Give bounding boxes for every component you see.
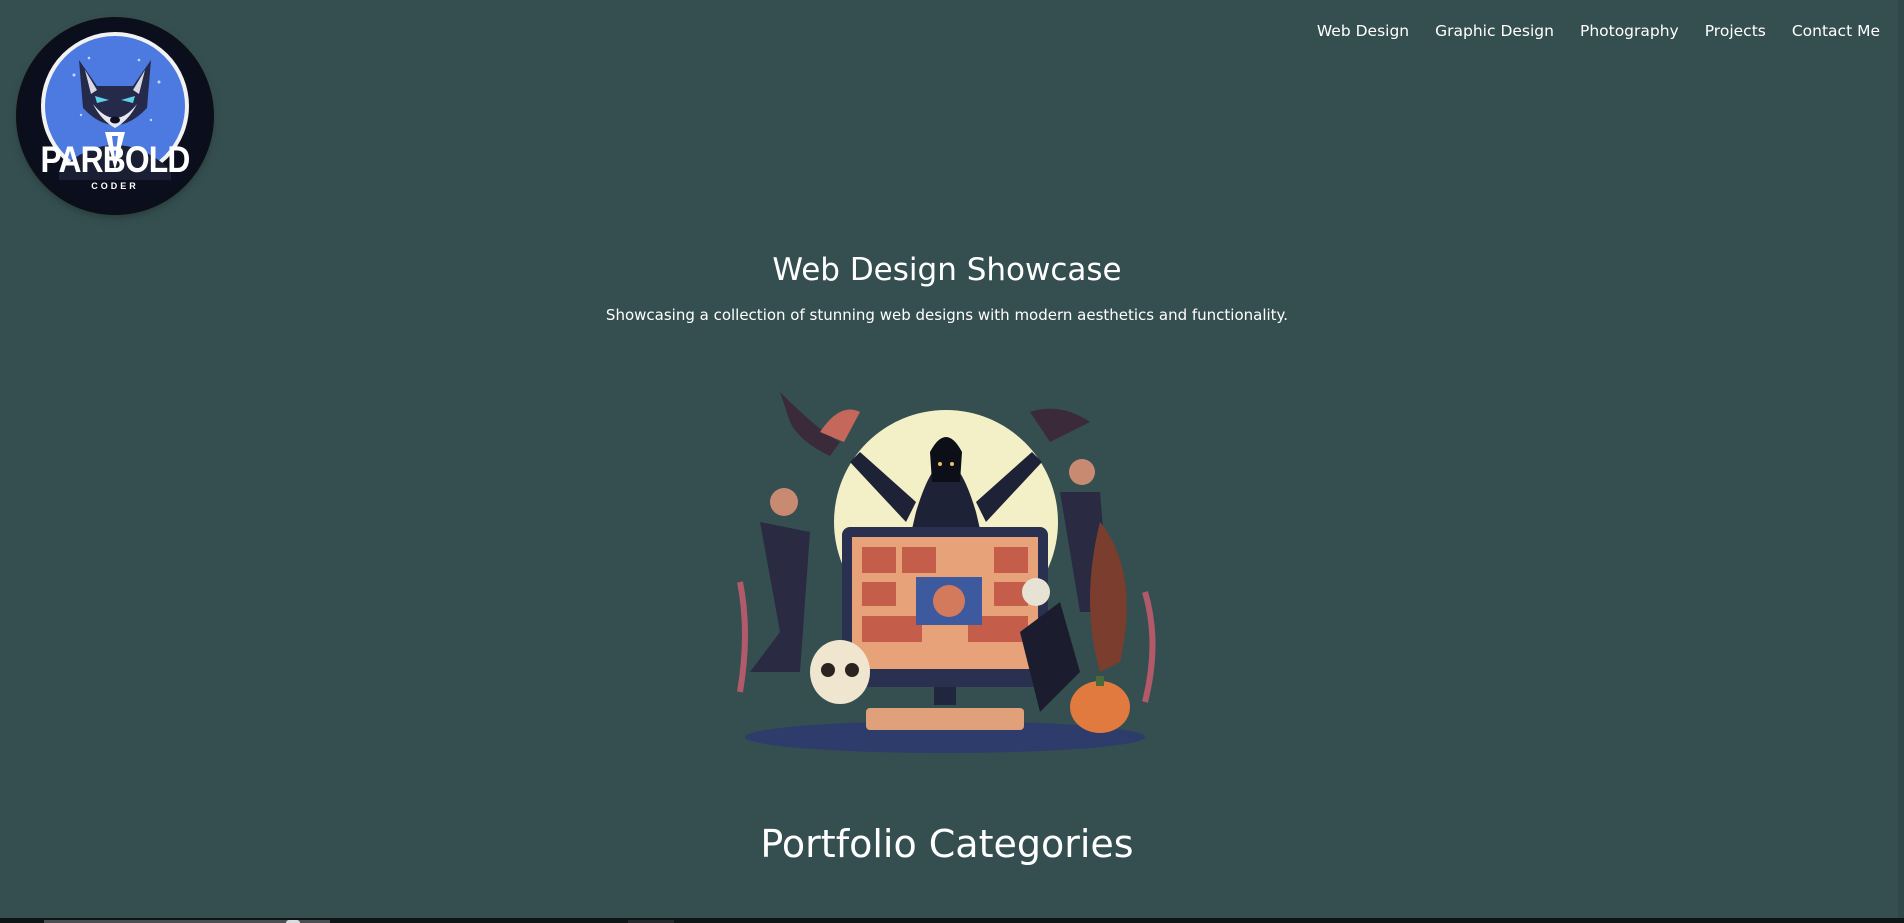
nav-link-photography[interactable]: Photography [1580, 22, 1679, 40]
logo-title: PARBOLD [40, 139, 191, 180]
portfolio-categories-heading: Portfolio Categories [760, 822, 1134, 866]
nav-link-graphic-design[interactable]: Graphic Design [1435, 22, 1554, 40]
logo-subtitle: CODER [91, 181, 139, 191]
illustration-image [737, 392, 1156, 753]
nav-link-projects[interactable]: Projects [1705, 22, 1766, 40]
page-title: Web Design Showcase [772, 252, 1122, 288]
site-logo[interactable]: PARBOLD CODER [19, 20, 211, 212]
nav-link-contact-me[interactable]: Contact Me [1792, 22, 1880, 40]
vertical-scrollbar[interactable] [1898, 0, 1904, 918]
horizontal-scrollbar[interactable] [0, 918, 1904, 923]
page: PARBOLD CODER Web Design Graphic Design … [0, 0, 1904, 923]
page-subtitle: Showcasing a collection of stunning web … [605, 306, 1289, 324]
web-design-illustration [720, 372, 1170, 757]
nav-link-web-design[interactable]: Web Design [1317, 22, 1409, 40]
main-nav: Web Design Graphic Design Photography Pr… [1317, 22, 1880, 40]
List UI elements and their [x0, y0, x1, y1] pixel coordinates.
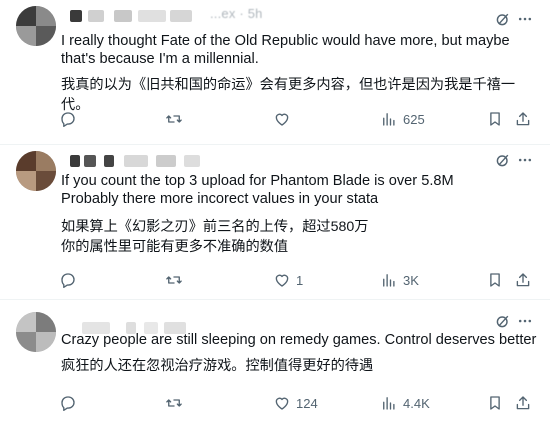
- like-icon: [275, 113, 289, 126]
- repost-icon: [166, 276, 182, 284]
- post-text: Crazy people are still sleeping on remed…: [61, 332, 537, 348]
- share-icon: [516, 273, 530, 287]
- post-3[interactable]: Crazy people are still sleeping on remed…: [0, 300, 550, 422]
- views-count: 3K: [403, 272, 419, 288]
- bookmark-button[interactable]: [486, 108, 504, 130]
- more-icon[interactable]: [514, 8, 536, 30]
- bookmark-icon: [490, 112, 500, 126]
- bookmark-icon: [490, 273, 500, 287]
- views-icon: [383, 274, 395, 287]
- timeline-feed: ...ex · 5h I really thought Fate of the …: [0, 0, 550, 422]
- like-button[interactable]: 1: [273, 269, 303, 291]
- repost-button[interactable]: [165, 108, 188, 130]
- grok-icon[interactable]: [492, 149, 514, 171]
- post-translation: 如果算上《幻影之刃》前三名的上传，超过580万 你的属性里可能有更多不准确的数值: [61, 219, 369, 255]
- reply-icon: [61, 273, 75, 289]
- share-icon: [516, 112, 530, 126]
- views-button[interactable]: 625: [380, 108, 425, 130]
- avatar[interactable]: [16, 151, 56, 191]
- share-button[interactable]: [514, 392, 532, 414]
- repost-icon: [166, 115, 182, 123]
- post-1[interactable]: ...ex · 5h I really thought Fate of the …: [0, 0, 550, 145]
- reply-button[interactable]: [59, 392, 82, 414]
- bookmark-button[interactable]: [486, 392, 504, 414]
- avatar[interactable]: [16, 6, 56, 46]
- like-count: 124: [296, 395, 318, 411]
- repost-button[interactable]: [165, 392, 188, 414]
- post-actions: 625: [0, 108, 550, 130]
- post-translation: 疯狂的人还在忽视治疗游戏。控制值得更好的待遇: [61, 358, 374, 374]
- reply-button[interactable]: [59, 108, 82, 130]
- share-button[interactable]: [514, 269, 532, 291]
- views-count: 625: [403, 111, 425, 127]
- like-icon: [275, 274, 289, 287]
- reply-icon: [61, 112, 75, 128]
- like-button[interactable]: [273, 108, 296, 130]
- grok-icon[interactable]: [492, 8, 514, 30]
- repost-icon: [166, 399, 182, 407]
- share-icon: [516, 396, 530, 410]
- more-icon[interactable]: [514, 310, 536, 332]
- reply-icon: [61, 396, 75, 412]
- bookmark-icon: [490, 396, 500, 410]
- views-button[interactable]: 3K: [380, 269, 419, 291]
- post-2[interactable]: If you count the top 3 upload for Phanto…: [0, 145, 550, 300]
- like-icon: [275, 397, 289, 410]
- more-icon[interactable]: [514, 149, 536, 171]
- share-button[interactable]: [514, 108, 532, 130]
- post-actions: 124 4.4K: [0, 392, 550, 414]
- author-handle-timestamp[interactable]: ...ex · 5h: [210, 6, 263, 21]
- views-button[interactable]: 4.4K: [380, 392, 430, 414]
- views-icon: [383, 397, 395, 410]
- repost-button[interactable]: [165, 269, 188, 291]
- like-button[interactable]: 124: [273, 392, 318, 414]
- views-icon: [383, 113, 395, 126]
- post-text: If you count the top 3 upload for Phanto…: [61, 173, 454, 207]
- reply-button[interactable]: [59, 269, 82, 291]
- bookmark-button[interactable]: [486, 269, 504, 291]
- post-actions: 1 3K: [0, 269, 550, 291]
- views-count: 4.4K: [403, 395, 430, 411]
- avatar[interactable]: [16, 312, 56, 352]
- post-text: I really thought Fate of the Old Republi…: [61, 33, 514, 67]
- grok-icon[interactable]: [492, 310, 514, 332]
- like-count: 1: [296, 272, 304, 288]
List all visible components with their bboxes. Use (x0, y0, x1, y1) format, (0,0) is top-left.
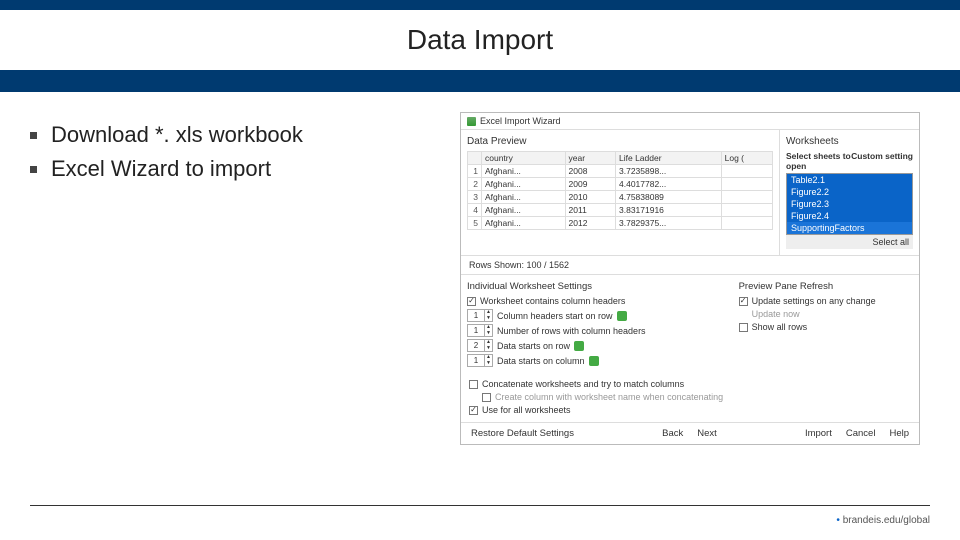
worksheet-item[interactable]: Figure2.4 (787, 210, 912, 222)
bullet-text: Download *. xls workbook (51, 122, 303, 148)
worksheet-list[interactable]: Table2.1 Figure2.2 Figure2.3 Figure2.4 S… (786, 173, 913, 235)
next-button[interactable]: Next (693, 427, 721, 440)
table-row: 4Afghani...20113.83171916 (468, 204, 773, 217)
top-accent-bar (0, 0, 960, 10)
checkbox-headers-label: Worksheet contains column headers (480, 296, 625, 306)
table-row: 1Afghani...20083.7235898... (468, 165, 773, 178)
import-button[interactable]: Import (801, 427, 836, 440)
table-row: 2Afghani...20094.4017782... (468, 178, 773, 191)
col-life-ladder: Life Ladder (616, 152, 722, 165)
excel-import-wizard: Excel Import Wizard Data Preview country… (460, 112, 920, 445)
update-now-link[interactable]: Update now (752, 309, 913, 319)
rows-shown-label: Rows Shown: 100 / 1562 (461, 255, 919, 275)
data-preview-label: Data Preview (467, 136, 773, 147)
bullet-list: Download *. xls workbook Excel Wizard to… (30, 112, 460, 445)
accent-band (0, 70, 960, 92)
checkbox-headers[interactable]: ✓ (467, 297, 476, 306)
spin-data-col[interactable]: 1▲▼ (467, 354, 493, 367)
title-bar: Data Import (0, 10, 960, 70)
col-log: Log ( (721, 152, 772, 165)
footer-divider (30, 505, 930, 506)
spin-header-count[interactable]: 1▲▼ (467, 324, 493, 337)
worksheets-header: Select sheets to open Custom setting (786, 151, 913, 171)
footer-text: • brandeis.edu/global (836, 515, 930, 526)
preview-table: country year Life Ladder Log ( 1Afghani.… (467, 151, 773, 230)
iws-title: Individual Worksheet Settings (467, 281, 729, 292)
checkbox-create-col[interactable] (482, 393, 491, 402)
ppr-title: Preview Pane Refresh (739, 281, 913, 292)
back-button[interactable]: Back (658, 427, 687, 440)
apply-icon[interactable] (574, 341, 584, 351)
cancel-button[interactable]: Cancel (842, 427, 880, 440)
restore-button[interactable]: Restore Default Settings (467, 427, 578, 440)
apply-icon[interactable] (589, 356, 599, 366)
worksheets-label: Worksheets (786, 136, 913, 147)
worksheet-item[interactable]: SupportingFactors (787, 222, 912, 234)
col-blank (468, 152, 482, 165)
col-year: year (565, 152, 615, 165)
spin-header-row[interactable]: 1▲▼ (467, 309, 493, 322)
header-row: country year Life Ladder Log ( (468, 152, 773, 165)
bullet-icon (30, 166, 37, 173)
spin-data-row[interactable]: 2▲▼ (467, 339, 493, 352)
worksheet-item[interactable]: Figure2.3 (787, 198, 912, 210)
help-button[interactable]: Help (885, 427, 913, 440)
app-icon (467, 117, 476, 126)
worksheet-item[interactable]: Figure2.2 (787, 186, 912, 198)
wizard-title-text: Excel Import Wizard (480, 116, 561, 126)
bullet-icon (30, 132, 37, 139)
wizard-titlebar: Excel Import Wizard (461, 113, 919, 130)
col-country: country (482, 152, 566, 165)
checkbox-concat[interactable] (469, 380, 478, 389)
select-all-link[interactable]: Select all (786, 235, 913, 249)
apply-icon[interactable] (617, 311, 627, 321)
bullet-text: Excel Wizard to import (51, 156, 271, 182)
checkbox-showall[interactable] (739, 323, 748, 332)
table-row: 3Afghani...20104.75838089 (468, 191, 773, 204)
checkbox-autoupdate[interactable]: ✓ (739, 297, 748, 306)
checkbox-use-all[interactable]: ✓ (469, 406, 478, 415)
table-row: 5Afghani...20123.7829375... (468, 217, 773, 230)
slide-title: Data Import (407, 24, 553, 56)
worksheet-item[interactable]: Table2.1 (787, 174, 912, 186)
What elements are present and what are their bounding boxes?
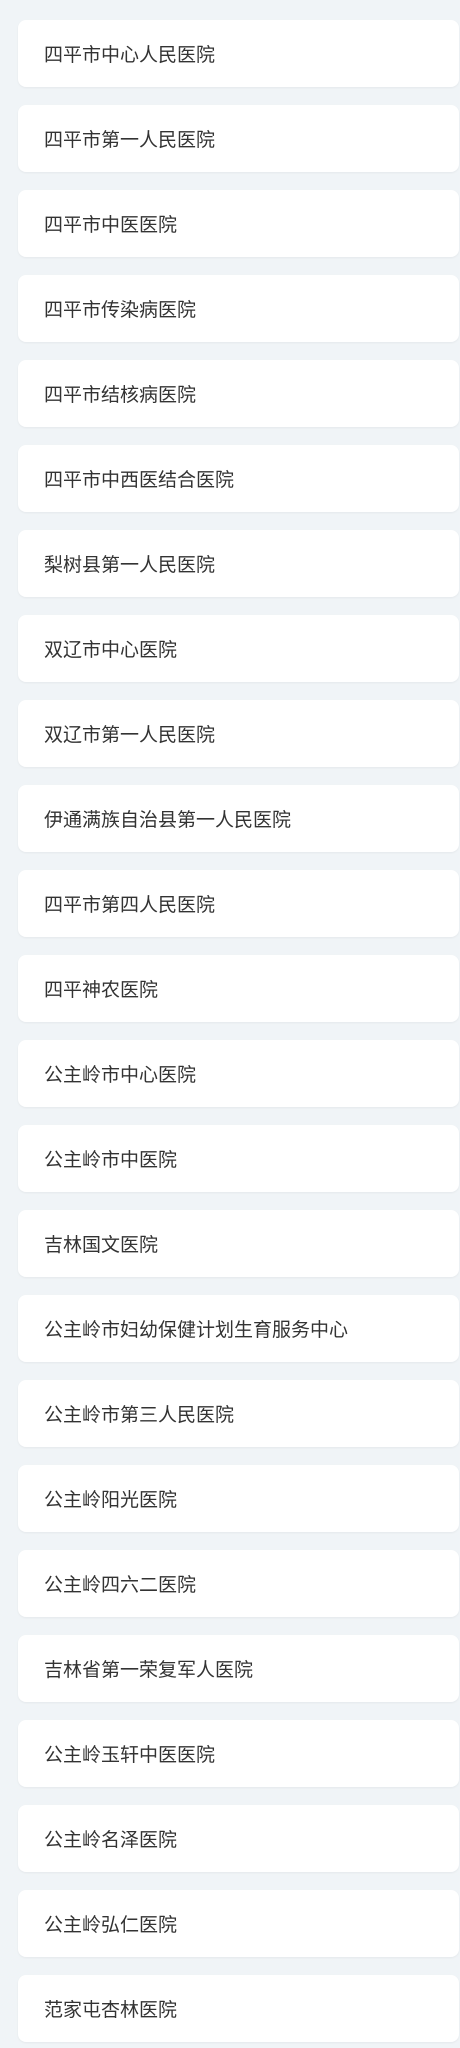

Problem to work on -> Rewrite the material from its first line through the line containing "List UI elements", replacing "PARBOLD" with "MARBOLD" and changing nothing else. Leave out the pictures.

The response ->
Give bounding boxes for every component you see.
nav-link-photography[interactable]: Photography [1580, 22, 1679, 40]
logo-title: MARBOLD [40, 139, 191, 180]
portfolio-categories-heading: Portfolio Categories [760, 822, 1134, 866]
nav-link-graphic-design[interactable]: Graphic Design [1435, 22, 1554, 40]
logo-subtitle: CODER [91, 181, 139, 191]
illustration-image [737, 392, 1156, 753]
nav-link-projects[interactable]: Projects [1705, 22, 1766, 40]
page-title: Web Design Showcase [772, 252, 1122, 288]
site-logo[interactable]: MARBOLD CODER [19, 20, 211, 212]
nav-link-contact-me[interactable]: Contact Me [1792, 22, 1880, 40]
vertical-scrollbar[interactable] [1898, 0, 1904, 918]
horizontal-scrollbar[interactable] [0, 918, 1904, 923]
page: MARBOLD CODER Web Design Graphic Design … [0, 0, 1904, 923]
page-subtitle: Showcasing a collection of stunning web … [605, 306, 1289, 324]
web-design-illustration [720, 372, 1170, 757]
nav-link-web-design[interactable]: Web Design [1317, 22, 1409, 40]
main-nav: Web Design Graphic Design Photography Pr… [1317, 22, 1880, 40]
List UI elements and their [x0, y0, x1, y1] pixel coordinates.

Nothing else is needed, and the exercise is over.